** Start DATA IN THIS EXERCISE **

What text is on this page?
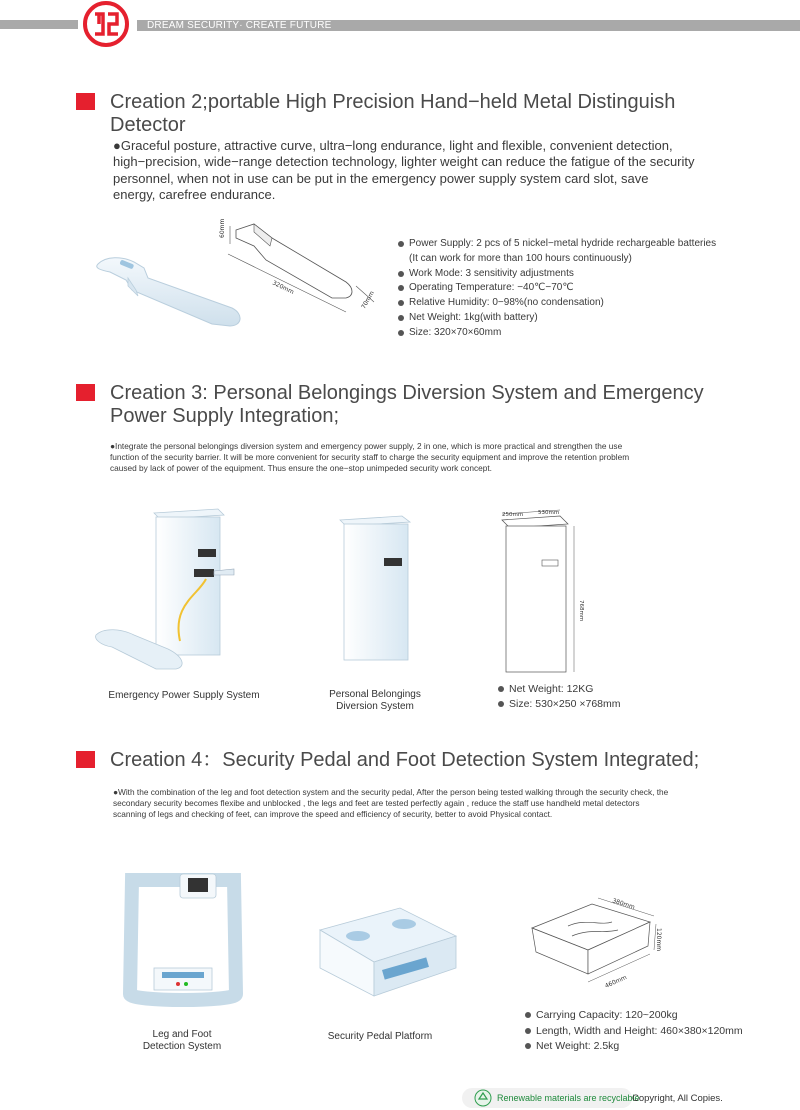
DREAM SECURITY· CREATE FUTURE
Creation 2;portable High Precision Hand−held Metal Distinguish
Detector
●Graceful posture, attractive curve, ultra−long endurance, light and flexible, convenient detection,
high−precision, wide−range detection technology, lighter weight can reduce the fatigue of the security
personnel, when not in use can be put in the emergency power supply system card slot, save
energy, carefree endurance.
60mm
320mm
70mm
Power Supply: 2 pcs of 5 nickel−metal hydride rechargeable batteries
(It can work for more than 100 hours continuously)
Work Mode: 3 sensitivity adjustments
Operating Temperature: −40℃−70℃
Relative Humidity: 0−98%(no condensation)
Net Weight: 1kg(with battery)
Size: 320×70×60mm
Creation 3: Personal Belongings Diversion System and Emergency
Power Supply Integration;
●Integrate the personal belongings diversion system and emergency power supply, 2 in one, which is more practical and strengthen the use
function of the security barrier. It will be more convenient for security staff to charge the security equipment and improve the retention problem
caused by lack of power of the equipment. Thus ensure the one−stop unimpeded security work concept.
Emergency Power Supply System	Personal Belongings
Diversion System
250mm	530mm
768mm
Net Weight: 12KG
Size: 530×250 ×768mm
Creation 4：Security Pedal and Foot Detection System Integrated;
●With the combination of the leg and foot detection system and the security pedal, After the person being tested walking through the security check, the
secondary security becomes flexibe and unblocked , the legs and feet are tested perfectly again , reduce the staff use handheld metal detectors
scanning of legs and checking of feet, can improve the speed and efficiency of security, better to avoid Physical contact.
Leg and Foot
Detection System
Security Pedal Platform
380mm
120mm
460mm
Carrying Capacity: 120~200kg
Length, Width and Height: 460×380×120mm
Net Weight: 2.5kg
Renewable materials are recyclable
Copyright, All Copies.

** End DATA IN THIS EXERCISE **

**SET TASK**:
Give back every line exactly as it stands, pictures excluded.

**FULL RESPONSE**:
What text is on this page?
DREAM SECURITY· CREATE FUTURE
Creation 2;portable High Precision Hand−held Metal Distinguish
Detector
●Graceful posture, attractive curve, ultra−long endurance, light and flexible, convenient detection,
high−precision, wide−range detection technology, lighter weight can reduce the fatigue of the security
personnel, when not in use can be put in the emergency power supply system card slot, save
energy, carefree endurance.
60mm
320mm
70mm
Power Supply: 2 pcs of 5 nickel−metal hydride rechargeable batteries
(It can work for more than 100 hours continuously)
Work Mode: 3 sensitivity adjustments
Operating Temperature: −40℃−70℃
Relative Humidity: 0−98%(no condensation)
Net Weight: 1kg(with battery)
Size: 320×70×60mm
Creation 3: Personal Belongings Diversion System and Emergency
Power Supply Integration;
●Integrate the personal belongings diversion system and emergency power supply, 2 in one, which is more practical and strengthen the use
function of the security barrier. It will be more convenient for security staff to charge the security equipment and improve the retention problem
caused by lack of power of the equipment. Thus ensure the one−stop unimpeded security work concept.
Emergency Power Supply System	Personal Belongings
Diversion System
250mm	530mm
768mm
Net Weight: 12KG
Size: 530×250 ×768mm
Creation 4：Security Pedal and Foot Detection System Integrated;
●With the combination of the leg and foot detection system and the security pedal, After the person being tested walking through the security check, the
secondary security becomes flexibe and unblocked , the legs and feet are tested perfectly again , reduce the staff use handheld metal detectors
scanning of legs and checking of feet, can improve the speed and efficiency of security, better to avoid Physical contact.
Leg and Foot
Detection System
Security Pedal Platform
380mm
120mm
460mm
Carrying Capacity: 120~200kg
Length, Width and Height: 460×380×120mm
Net Weight: 2.5kg
Renewable materials are recyclable
Copyright, All Copies.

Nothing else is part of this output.